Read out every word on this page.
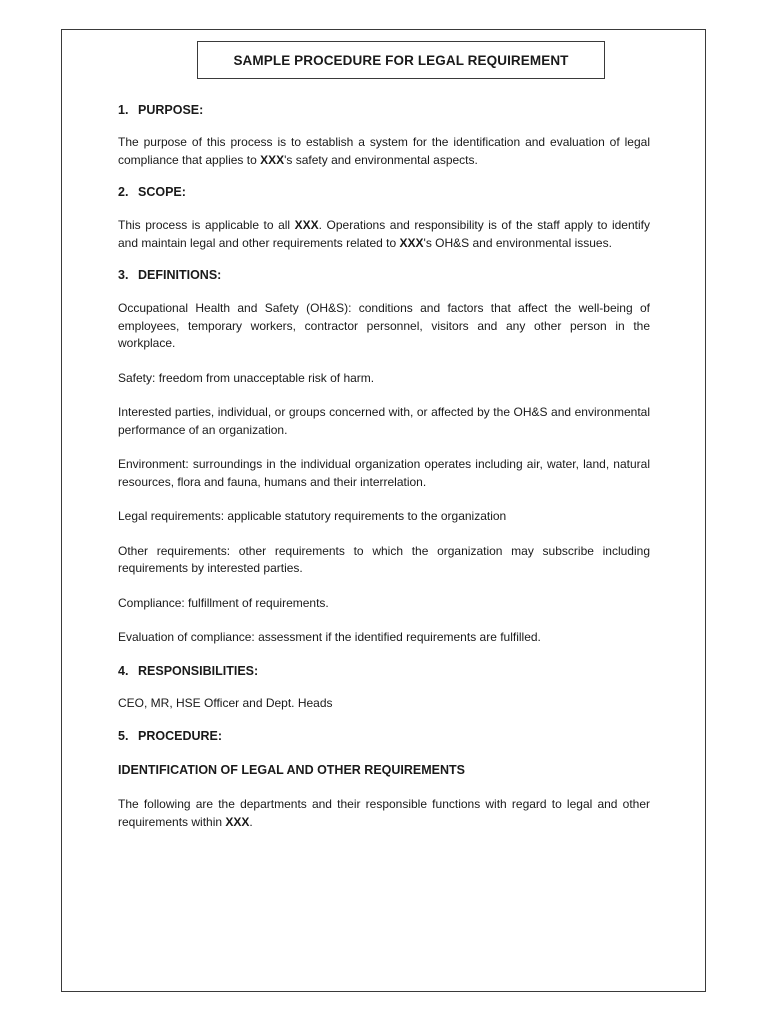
SAMPLE PROCEDURE FOR LEGAL REQUIREMENT

1. PURPOSE:

The purpose of this process is to establish a system for the identification and evaluation of legal compliance that applies to XXX's safety and environmental aspects.

2. SCOPE:

This process is applicable to all XXX. Operations and responsibility is of the staff apply to identify and maintain legal and other requirements related to XXX's OH&S and environmental issues.

3. DEFINITIONS:

Occupational Health and Safety (OH&S): conditions and factors that affect the well-being of employees, temporary workers, contractor personnel, visitors and any other person in the workplace.

Safety: freedom from unacceptable risk of harm.

Interested parties, individual, or groups concerned with, or affected by the OH&S and environmental performance of an organization.

Environment: surroundings in the individual organization operates including air, water, land, natural resources, flora and fauna, humans and their interrelation.

Legal requirements: applicable statutory requirements to the organization

Other requirements: other requirements to which the organization may subscribe including requirements by interested parties.

Compliance: fulfillment of requirements.

Evaluation of compliance: assessment if the identified requirements are fulfilled.

4. RESPONSIBILITIES:

CEO, MR, HSE Officer and Dept. Heads

5. PROCEDURE:

IDENTIFICATION OF LEGAL AND OTHER REQUIREMENTS

The following are the departments and their responsible functions with regard to legal and other requirements within XXX.
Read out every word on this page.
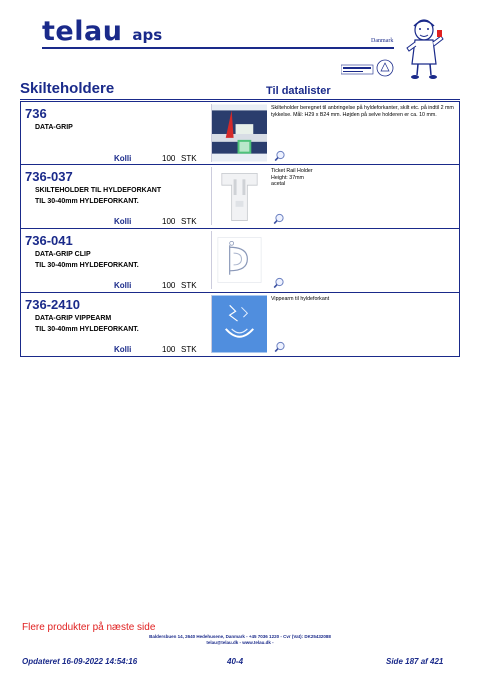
telau aps	Danmark
Skilteholdere	Til datalister
736
DATA-GRIP
Kolli	100 STK
Skilteholder beregnet til anbringelse på hyldeforkanter, skilt etc. på indtil 2 mm tykkelse. Mål: H29 x B24 mm. Højden på selve holderen er ca. 10 mm.
736-037
SKILTEHOLDER TIL HYLDEFORKANT
TIL 30-40mm HYLDEFORKANT.
Kolli	100 STK
Ticket Rail Holder
Height: 37mm
acetal
736-041
DATA-GRIP CLIP
TIL 30-40mm HYLDEFORKANT.
Kolli	100 STK
736-2410
DATA-GRIP VIPPEARM
TIL 30-40mm HYLDEFORKANT.
Kolli	100 STK
Vippearm til hyldeforkant
Flere produkter på næste side
Baldersbuen 14, 2640 Hedehusene, Danmark - +45 7036 1220 - Cvr (Vat): DK25432088
telau@telau.dk - www.telau.dk -
Opdateret 16-09-2022 14:54:16	40-4	Side 187 af 421
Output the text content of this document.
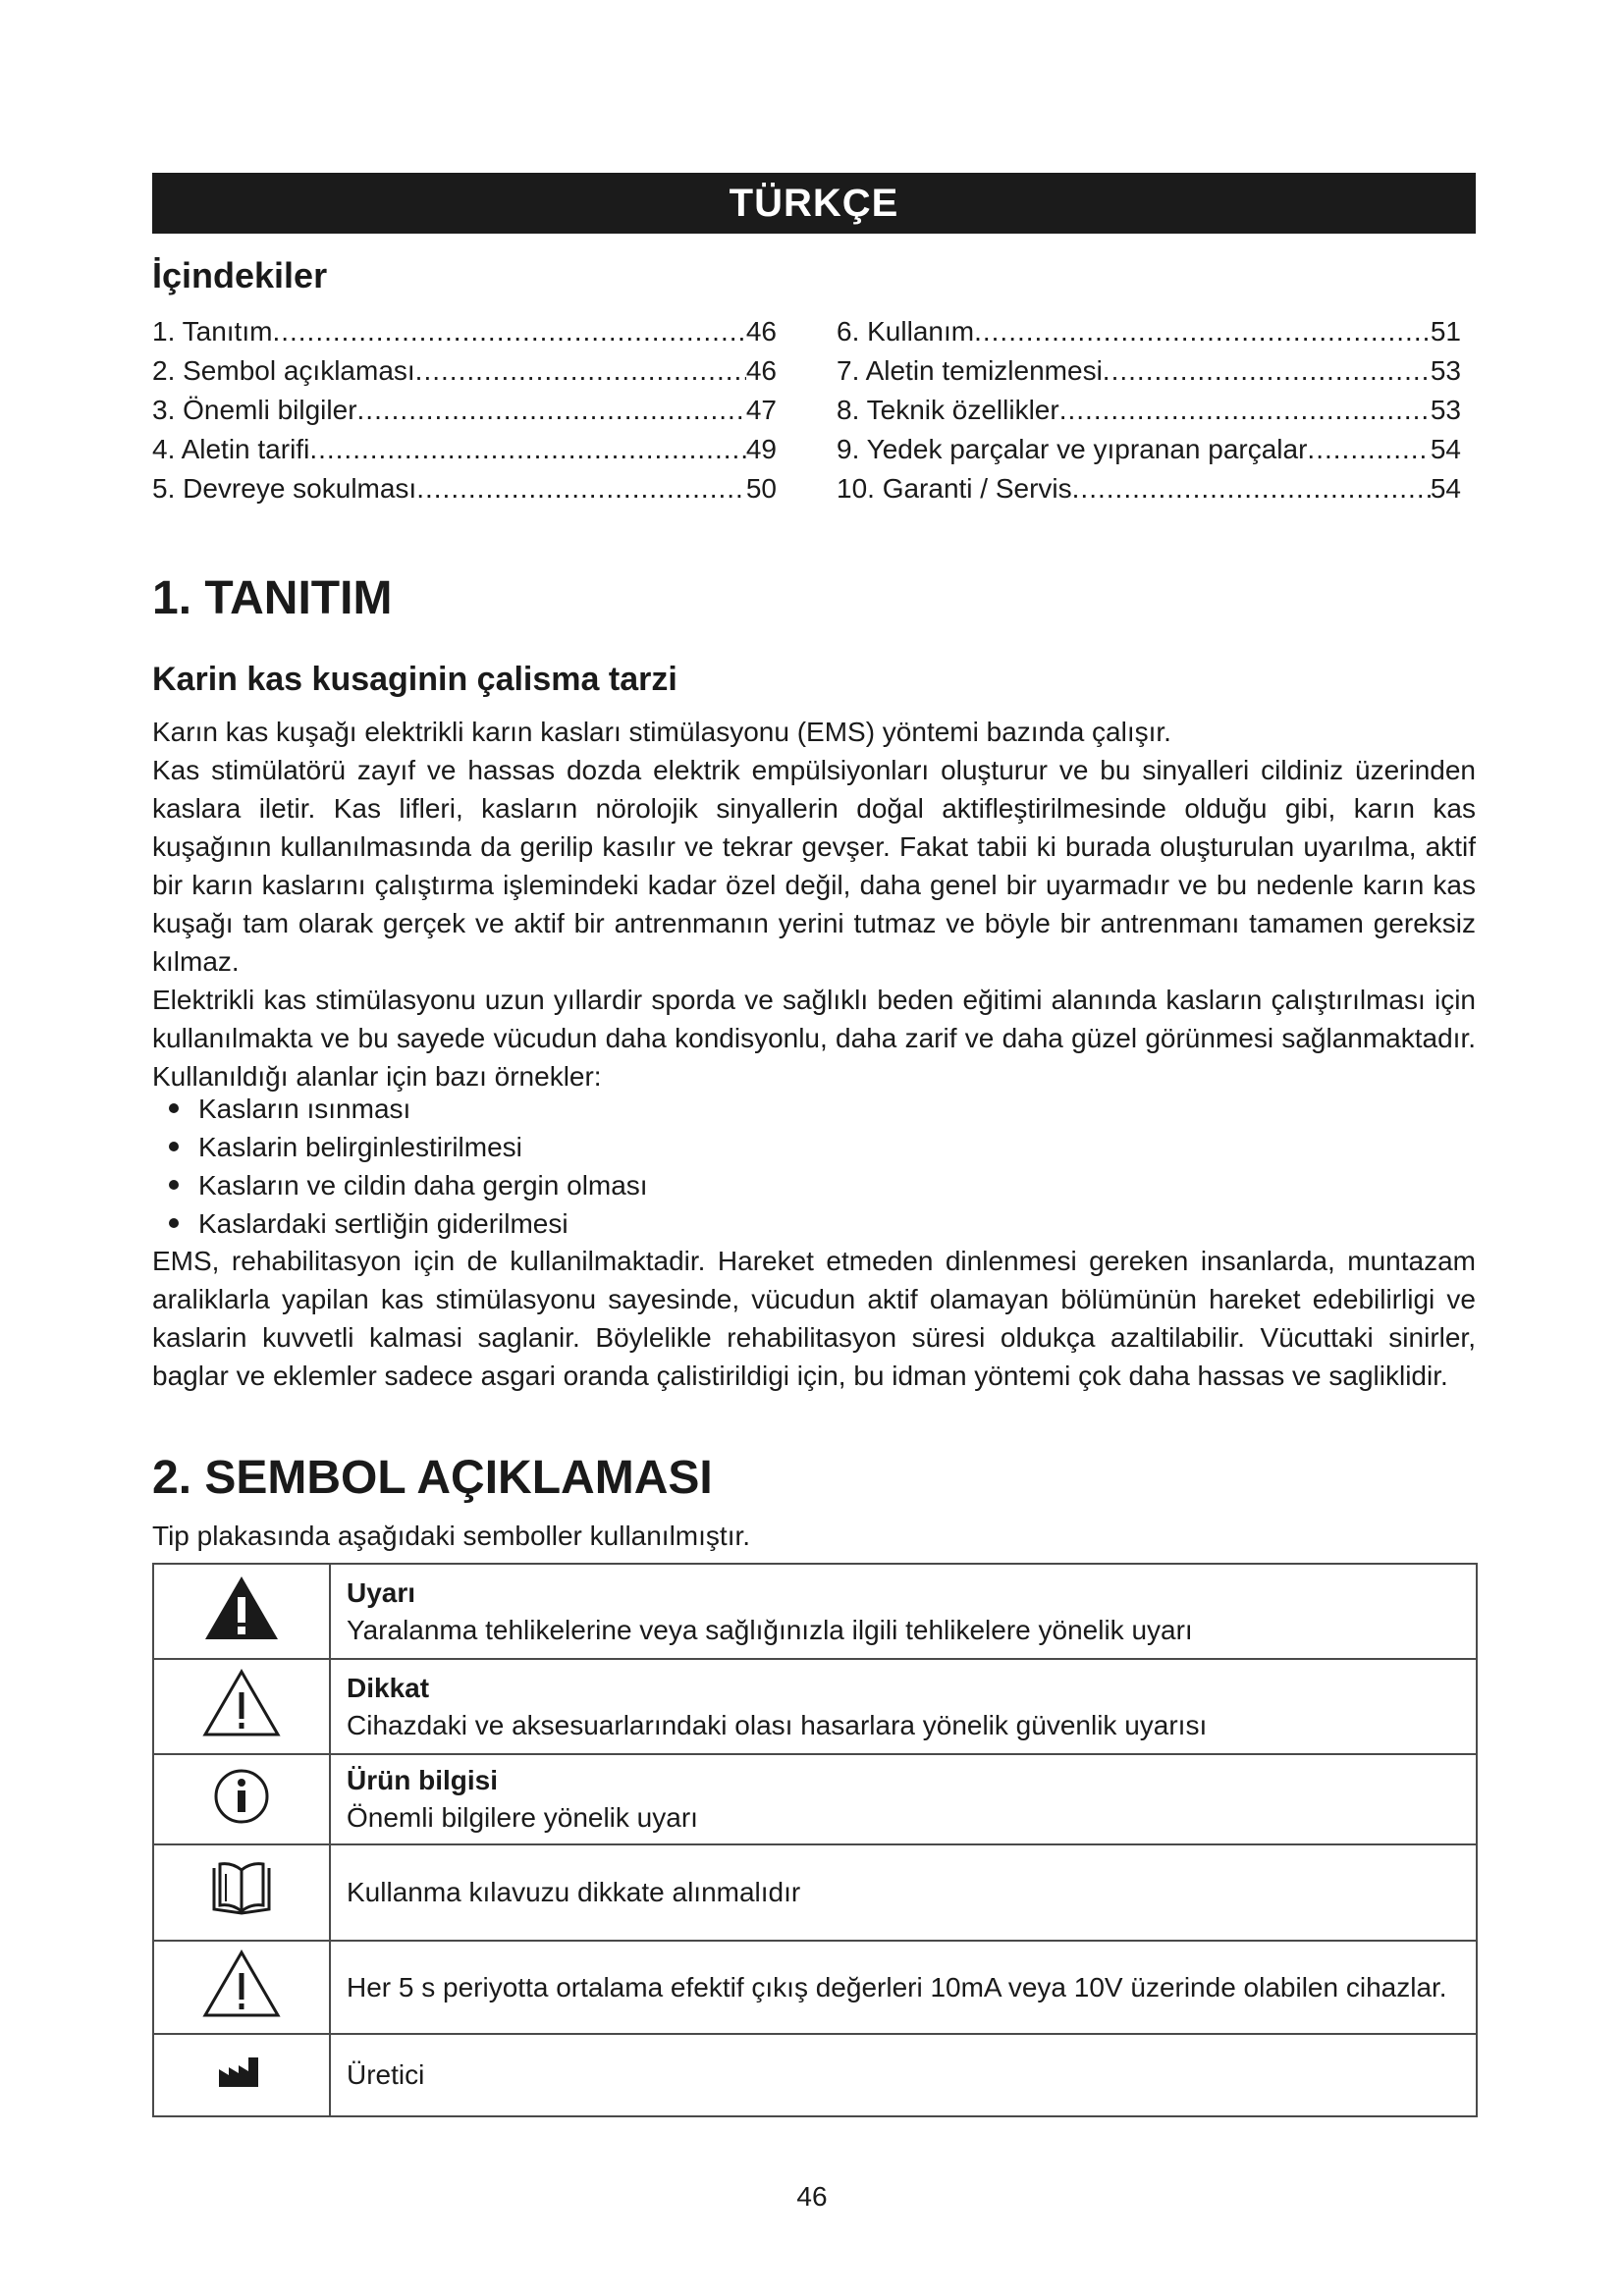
TÜRKÇE
İçindekiler
1. Tanıtım .....	46
2. Sembol açıklaması .....	46
3. Önemli bilgiler .....	47
4. Aletin tarifi .....	49
5. Devreye sokulması .....	50
6. Kullanım .....	51
7. Aletin temizlenmesi .....	53
8. Teknik özellikler .....	53
9. Yedek parçalar ve yıpranan parçalar .....	54
10. Garanti / Servis .....	54
1. TANITIM
Karin kas kusaginin çalisma tarzi

Karın kas kuşağı elektrikli karın kasları stimülasyonu (EMS) yöntemi bazında çalışır.

Kas stimülatörü zayıf ve hassas dozda elektrik empülsiyonları oluşturur ve bu sinyalleri cildiniz üzerinden kaslara iletir. Kas lifleri, kasların nörolojik sinyallerin doğal aktifleştirilmesinde olduğu gibi, karın kas kuşağının kullanılmasında da gerilip kasılır ve tekrar gevşer. Fakat tabii ki burada oluşturulan uyarılma, aktif bir karın kaslarını çalıştırma işlemindeki kadar özel değil, daha genel bir uyarmadır ve bu nedenle karın kas kuşağı tam olarak gerçek ve aktif bir antrenmanın yerini tutmaz ve böyle bir antrenmanı tamamen gereksiz kılmaz.

Elektrikli kas stimülasyonu uzun yıllardir sporda ve sağlıklı beden eğitimi alanında kasların çalıştırılması için kullanılmakta ve bu sayede vücudun daha kondisyonlu, daha zarif ve daha güzel görünmesi sağlanmaktadır. Kullanıldığı alanlar için bazı örnekler:

Kasların ısınması
Kaslarin belirginlestirilmesi
Kasların ve cildin daha gergin olması
Kaslardaki sertliğin giderilmesi

EMS, rehabilitasyon için de kullanilmaktadir. Hareket etmeden dinlenmesi gereken insanlarda, muntazam araliklarla yapilan kas stimülasyonu sayesinde, vücudun aktif olamayan bölümünün hareket edebilirligi ve kaslarin kuvvetli kalmasi saglanir. Böylelikle rehabilitasyon süresi oldukça azaltilabilir. Vücuttaki sinirler, baglar ve eklemler sadece asgari oranda çalistirildigi için, bu idman yöntemi çok daha hassas ve sagliklidir.

2. SEMBOL AÇIKLAMASI

Tip plakasında aşağıdaki semboller kullanılmıştır.

Uyarı
Yaralanma tehlikelerine veya sağlığınızla ilgili tehlikelere yönelik uyarı

Dikkat
Cihazdaki ve aksesuarlarındaki olası hasarlara yönelik güvenlik uyarısı

Ürün bilgisi
Önemli bilgilere yönelik uyarı
	Kullanma kılavuzu dikkate alınmalıdır
	Her 5 s periyotta ortalama efektif çıkış değerleri 10mA veya 10V üzerinde olabilen cihazlar.
	Üretici
46
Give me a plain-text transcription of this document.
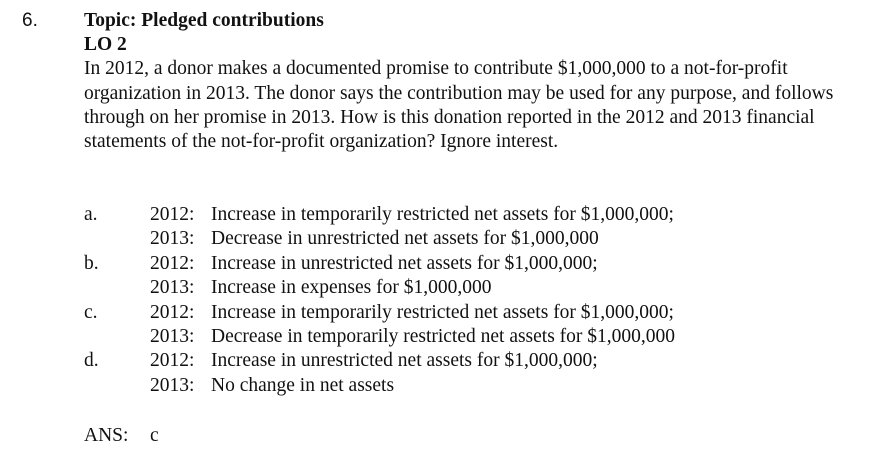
6. Topic: Pledged contributions
LO 2

In 2012, a donor makes a documented promise to contribute $1,000,000 to a not-for-profit organization in 2013. The donor says the contribution may be used for any purpose, and follows through on her promise in 2013. How is this donation reported in the 2012 and 2013 financial statements of the not-for-profit organization? Ignore interest.

a.	2012: Increase in temporarily restricted net assets for $1,000,000;
2013: Decrease in unrestricted net assets for $1,000,000
b.	2012: Increase in unrestricted net assets for $1,000,000;
2013: Increase in expenses for $1,000,000
c.	2012: Increase in temporarily restricted net assets for $1,000,000;
2013: Decrease in temporarily restricted net assets for $1,000,000
d.	2012: Increase in unrestricted net assets for $1,000,000;
2013: No change in net assets
ANS:	c
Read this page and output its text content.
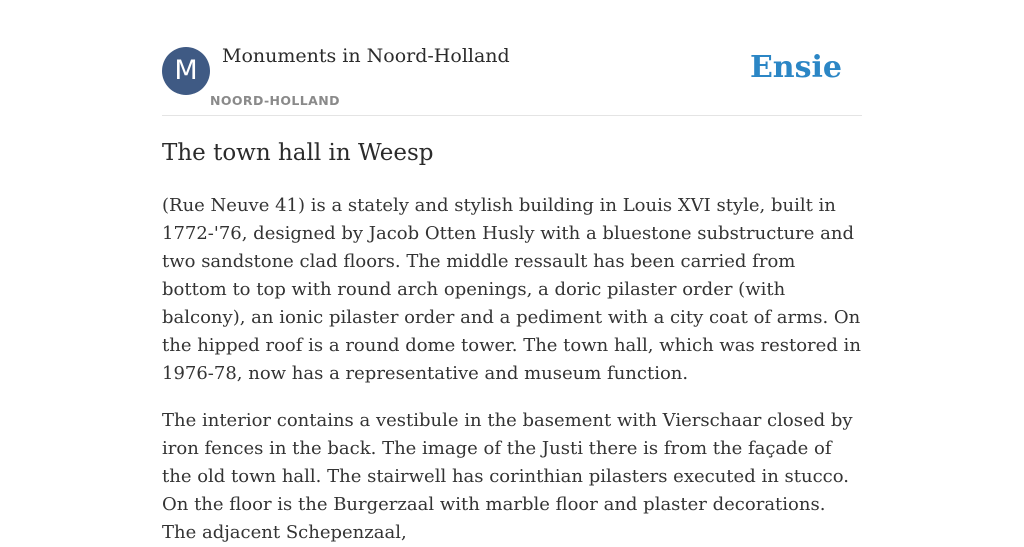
M	Monuments in Noord-Holland
NOORD-HOLLAND
Ensie
The town hall in Weesp

(Rue Neuve 41) is a stately and stylish building in Louis XVI style, built in 1772-'76, designed by Jacob Otten Husly with a bluestone substructure and two sandstone clad floors. The middle ressault has been carried from bottom to top with round arch openings, a doric pilaster order (with balcony), an ionic pilaster order and a pediment with a city coat of arms. On the hipped roof is a round dome tower. The town hall, which was restored in 1976-78, now has a representative and museum function.

The interior contains a vestibule in the basement with Vierschaar closed by iron fences in the back. The image of the Justi there is from the façade of the old town hall. The stairwell has corinthian pilasters executed in stucco. On the floor is the Burgerzaal with marble floor and plaster decorations. The adjacent Schepenzaal,
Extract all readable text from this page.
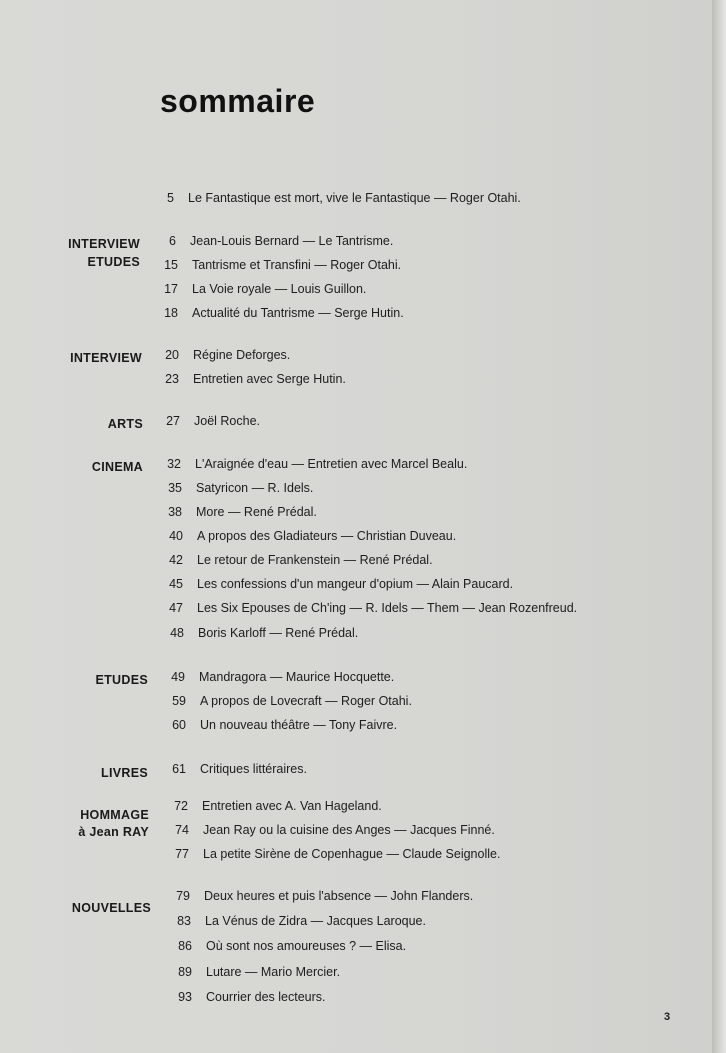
sommaire
5 Le Fantastique est mort, vive le Fantastique — Roger Otahi.
INTERVIEW
ETUDES
6 Jean-Louis Bernard — Le Tantrisme.
15 Tantrisme et Transfini — Roger Otahi.
17 La Voie royale — Louis Guillon.
18 Actualité du Tantrisme — Serge Hutin.
INTERVIEW	20 Régine Deforges.
23 Entretien avec Serge Hutin.
ARTS	27 Joël Roche.
CINEMA	32 L'Araignée d'eau — Entretien avec Marcel Bealu.
35 Satyricon — R. Idels.
38 More — René Prédal.
40 A propos des Gladiateurs — Christian Duveau.
42 Le retour de Frankenstein — René Prédal.
45 Les confessions d'un mangeur d'opium — Alain Paucard.
47 Les Six Epouses de Ch'ing — R. Idels — Them — Jean Rozenfreud.
48 Boris Karloff — René Prédal.
ETUDES	49 Mandragora — Maurice Hocquette.
59 A propos de Lovecraft — Roger Otahi.
60 Un nouveau théâtre — Tony Faivre.
LIVRES	61 Critiques littéraires.
HOMMAGE
à Jean RAY
72 Entretien avec A. Van Hageland.
74 Jean Ray ou la cuisine des Anges — Jacques Finné.
77 La petite Sirène de Copenhague — Claude Seignolle.
NOUVELLES
79 Deux heures et puis l'absence — John Flanders.
83 La Vénus de Zidra — Jacques Laroque.
86 Où sont nos amoureuses ? — Elisa.
89 Lutare — Mario Mercier.
93 Courrier des lecteurs.
3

◇ ◇ ◇

Copy out each line of the listing that holds "Roger".

5 Le Fantastique est mort, vive le Fantastique — Roger Otahi.
15 Tantrisme et Transfini — Roger Otahi.
59 A propos de Lovecraft — Roger Otahi.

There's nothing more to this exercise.